Information shown
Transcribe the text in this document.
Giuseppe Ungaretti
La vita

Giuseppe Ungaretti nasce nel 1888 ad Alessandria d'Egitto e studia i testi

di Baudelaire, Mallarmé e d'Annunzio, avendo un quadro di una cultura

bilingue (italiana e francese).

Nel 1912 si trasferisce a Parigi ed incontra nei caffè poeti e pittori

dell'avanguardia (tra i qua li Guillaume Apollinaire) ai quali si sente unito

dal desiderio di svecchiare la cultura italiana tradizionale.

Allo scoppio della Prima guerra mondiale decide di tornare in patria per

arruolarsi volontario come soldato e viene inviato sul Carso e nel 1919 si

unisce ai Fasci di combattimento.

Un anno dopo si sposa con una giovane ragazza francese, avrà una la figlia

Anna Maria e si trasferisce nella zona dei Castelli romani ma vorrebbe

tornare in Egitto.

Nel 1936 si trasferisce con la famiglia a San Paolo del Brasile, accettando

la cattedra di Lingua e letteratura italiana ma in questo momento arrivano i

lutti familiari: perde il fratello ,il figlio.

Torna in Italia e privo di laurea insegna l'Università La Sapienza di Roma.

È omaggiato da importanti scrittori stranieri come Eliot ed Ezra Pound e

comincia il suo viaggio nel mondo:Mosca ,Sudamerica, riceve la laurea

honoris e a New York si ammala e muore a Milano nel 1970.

What you have to do
Count how many lines include the string "Egitto". Nothing but the number is needed.

Expected output
2